Exercise 1. Predict the output of each line and explain why:

python print(bool([])) print(bool([0])) print(bool("")) print(bool(" ")) print(bool(0.0)) print(bool(None))

A common mistake is thinking [0] is falsy because it contains zero, or that " " is falsy because it "looks empty." Why are these truthy?

Solution to Exercise 1

Output:

text False True False True False False

  • bool([]) is False: an empty list is falsy.
  • bool([0]) is True: the list contains one element. Truthiness of a container depends on whether the container has elements, not on the truthiness of those elements. [0] has length 1, so it is truthy.
  • bool("") is False: an empty string is falsy.
  • bool(" ") is True: a string containing a space has length 1. It is not empty. Truthiness checks length, not visual appearance.
  • bool(0.0) is False: zero float is falsy (like zero int).
  • bool(None) is False: None is always falsy.

The rule is simple: for containers, empty = falsy, non-empty = truthy. For numbers, zero = falsy, nonzero = truthy. The truthiness of a container does not depend on its contents' truthiness.


Exercise 2. Python's or and and operators use truthiness, not just booleans. Explain the pattern used in this idiom:

python username = input_name or "Anonymous"

┄┄┄┄┄┄┄┄┄┄┄┄┄┄┄┄┄┄┄┄

▶ **TASK 1**
In the text on Python truthiness, what determines whether a container is truthy?
▶ **TASK 2**
Reproduce the part of the text on Python truthiness that opens with the words containing "A common mistake" and closes with "string is falsy.".

┄┄┄┄┄┄┄┄┄┄┄┄┄┄┄┄┄┄┄┄

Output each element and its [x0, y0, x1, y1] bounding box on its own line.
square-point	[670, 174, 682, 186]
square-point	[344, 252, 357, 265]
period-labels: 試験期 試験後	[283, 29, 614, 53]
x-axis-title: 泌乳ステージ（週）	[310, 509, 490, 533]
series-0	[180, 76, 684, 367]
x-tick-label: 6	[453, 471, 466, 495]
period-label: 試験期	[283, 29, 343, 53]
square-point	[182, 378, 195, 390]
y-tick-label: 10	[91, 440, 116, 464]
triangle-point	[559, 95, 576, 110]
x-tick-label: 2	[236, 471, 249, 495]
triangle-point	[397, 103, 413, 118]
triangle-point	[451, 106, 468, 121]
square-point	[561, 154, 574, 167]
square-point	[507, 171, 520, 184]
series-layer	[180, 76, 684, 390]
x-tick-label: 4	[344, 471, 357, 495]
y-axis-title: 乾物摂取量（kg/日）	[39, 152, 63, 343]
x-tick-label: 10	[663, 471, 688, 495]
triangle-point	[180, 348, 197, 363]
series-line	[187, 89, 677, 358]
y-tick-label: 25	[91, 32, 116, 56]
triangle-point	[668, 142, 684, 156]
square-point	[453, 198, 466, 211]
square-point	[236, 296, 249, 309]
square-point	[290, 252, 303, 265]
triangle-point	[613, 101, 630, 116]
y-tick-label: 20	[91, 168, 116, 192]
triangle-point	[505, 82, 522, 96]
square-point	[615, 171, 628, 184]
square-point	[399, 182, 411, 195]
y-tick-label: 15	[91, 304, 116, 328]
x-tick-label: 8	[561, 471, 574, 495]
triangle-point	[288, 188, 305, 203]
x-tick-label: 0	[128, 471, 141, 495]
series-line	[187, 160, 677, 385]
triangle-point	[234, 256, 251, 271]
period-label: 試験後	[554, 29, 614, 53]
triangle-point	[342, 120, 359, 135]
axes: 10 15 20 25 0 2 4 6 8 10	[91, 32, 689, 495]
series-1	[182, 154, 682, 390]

┄┄┄┄┄┄┄┄┄┄┄┄┄┄┄┄┄┄┄┄

▶ **EXERCISE SOLUTION 1**
Whether the container has elements, not the truthiness of those elements.

▶ **EXERCISE SOLUTION 2**
A common mistake is thinking [0] is falsy because it contains zero, or that " " is falsy because it "looks empty." Why are these truthy?

Solution to Exercise 1

Output:

text False True False True False False

  • bool([]) is False: an empty list is falsy.
  • bool([0]) is True: the list contains one element. Truthiness of a container depends on whether the container has elements, not on the truthiness of those elements. [0] has length 1, so it is truthy.
  • bool("") is False: an empty string is falsy.